▶ TASK OBJECTIVE: Rewrite the data as a numbered list, starting at its first line and ending at the line that contains "verse-line: Nirea non", with both of those lines included and any blank lines left out.

▶ DATA FOR THIS TASK:
════

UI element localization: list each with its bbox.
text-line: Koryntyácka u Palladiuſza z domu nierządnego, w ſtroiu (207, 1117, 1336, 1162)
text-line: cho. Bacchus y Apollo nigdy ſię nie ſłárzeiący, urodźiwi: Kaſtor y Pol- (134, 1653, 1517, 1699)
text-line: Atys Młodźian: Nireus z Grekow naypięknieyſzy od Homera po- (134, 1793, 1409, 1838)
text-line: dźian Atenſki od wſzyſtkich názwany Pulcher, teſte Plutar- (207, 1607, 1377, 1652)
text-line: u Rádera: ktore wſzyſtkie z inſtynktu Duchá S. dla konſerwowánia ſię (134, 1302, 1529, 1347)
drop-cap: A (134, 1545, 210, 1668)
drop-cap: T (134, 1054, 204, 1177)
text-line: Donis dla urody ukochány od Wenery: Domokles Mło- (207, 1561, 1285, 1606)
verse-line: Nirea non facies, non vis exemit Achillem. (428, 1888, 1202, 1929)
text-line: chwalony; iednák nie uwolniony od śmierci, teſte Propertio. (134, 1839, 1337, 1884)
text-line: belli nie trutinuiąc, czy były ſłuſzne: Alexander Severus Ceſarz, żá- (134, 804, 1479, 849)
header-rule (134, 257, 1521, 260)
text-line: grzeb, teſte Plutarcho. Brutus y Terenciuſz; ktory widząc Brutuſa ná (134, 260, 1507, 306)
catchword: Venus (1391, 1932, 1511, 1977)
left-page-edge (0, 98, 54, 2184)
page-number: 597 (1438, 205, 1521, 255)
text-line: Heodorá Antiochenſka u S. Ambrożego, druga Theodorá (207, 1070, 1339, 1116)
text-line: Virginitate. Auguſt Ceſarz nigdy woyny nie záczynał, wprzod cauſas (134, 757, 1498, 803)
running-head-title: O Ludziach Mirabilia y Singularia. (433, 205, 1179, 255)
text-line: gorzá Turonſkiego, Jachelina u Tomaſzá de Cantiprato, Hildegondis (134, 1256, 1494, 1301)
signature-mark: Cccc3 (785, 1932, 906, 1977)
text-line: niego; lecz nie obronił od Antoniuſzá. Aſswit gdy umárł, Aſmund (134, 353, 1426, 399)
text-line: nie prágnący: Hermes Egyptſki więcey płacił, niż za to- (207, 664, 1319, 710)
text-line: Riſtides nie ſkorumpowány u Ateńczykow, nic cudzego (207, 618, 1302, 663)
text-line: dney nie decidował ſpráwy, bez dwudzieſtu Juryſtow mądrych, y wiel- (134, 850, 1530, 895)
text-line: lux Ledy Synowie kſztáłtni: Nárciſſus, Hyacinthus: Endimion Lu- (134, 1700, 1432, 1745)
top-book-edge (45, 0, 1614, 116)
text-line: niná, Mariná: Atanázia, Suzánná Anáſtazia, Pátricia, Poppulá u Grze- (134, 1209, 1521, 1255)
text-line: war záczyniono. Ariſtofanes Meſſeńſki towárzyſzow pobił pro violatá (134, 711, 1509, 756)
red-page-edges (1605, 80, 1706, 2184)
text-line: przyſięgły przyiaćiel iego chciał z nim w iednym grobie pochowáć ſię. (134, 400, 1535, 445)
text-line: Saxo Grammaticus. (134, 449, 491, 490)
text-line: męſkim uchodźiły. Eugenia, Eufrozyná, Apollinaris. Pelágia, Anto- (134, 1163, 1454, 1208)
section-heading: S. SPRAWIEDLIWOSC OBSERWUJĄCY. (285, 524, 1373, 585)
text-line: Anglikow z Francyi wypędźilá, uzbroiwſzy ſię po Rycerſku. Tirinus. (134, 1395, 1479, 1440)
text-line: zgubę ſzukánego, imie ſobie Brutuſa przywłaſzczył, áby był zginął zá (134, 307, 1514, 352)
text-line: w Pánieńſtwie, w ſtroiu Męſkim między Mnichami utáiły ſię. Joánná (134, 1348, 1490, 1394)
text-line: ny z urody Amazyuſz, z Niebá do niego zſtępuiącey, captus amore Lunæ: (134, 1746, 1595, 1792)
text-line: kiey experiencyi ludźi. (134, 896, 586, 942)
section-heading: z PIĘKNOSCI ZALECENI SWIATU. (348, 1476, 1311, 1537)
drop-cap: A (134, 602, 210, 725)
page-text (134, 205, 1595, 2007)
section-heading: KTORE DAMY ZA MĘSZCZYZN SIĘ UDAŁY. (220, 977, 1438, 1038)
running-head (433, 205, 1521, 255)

════

▶ ANSWER TO THIS EXERCISE:
1. UI element localization: list each with its bbox.
2. text-line: Koryntyácka u Palladiuſza z domu nierządnego, w ſtroiu (207, 1117, 1336, 1162)
3. text-line: cho. Bacchus y Apollo nigdy ſię nie ſłárzeiący, urodźiwi: Kaſtor y Pol- (134, 1653, 1517, 1699)
4. text-line: Atys Młodźian: Nireus z Grekow naypięknieyſzy od Homera po- (134, 1793, 1409, 1838)
5. text-line: dźian Atenſki od wſzyſtkich názwany Pulcher, teſte Plutar- (207, 1607, 1377, 1652)
6. text-line: u Rádera: ktore wſzyſtkie z inſtynktu Duchá S. dla konſerwowánia ſię (134, 1302, 1529, 1347)
7. drop-cap: A (134, 1545, 210, 1668)
8. drop-cap: T (134, 1054, 204, 1177)
9. text-line: Donis dla urody ukochány od Wenery: Domokles Mło- (207, 1561, 1285, 1606)
10. verse-line: Nirea non facies, non vis exemit Achillem. (428, 1888, 1202, 1929)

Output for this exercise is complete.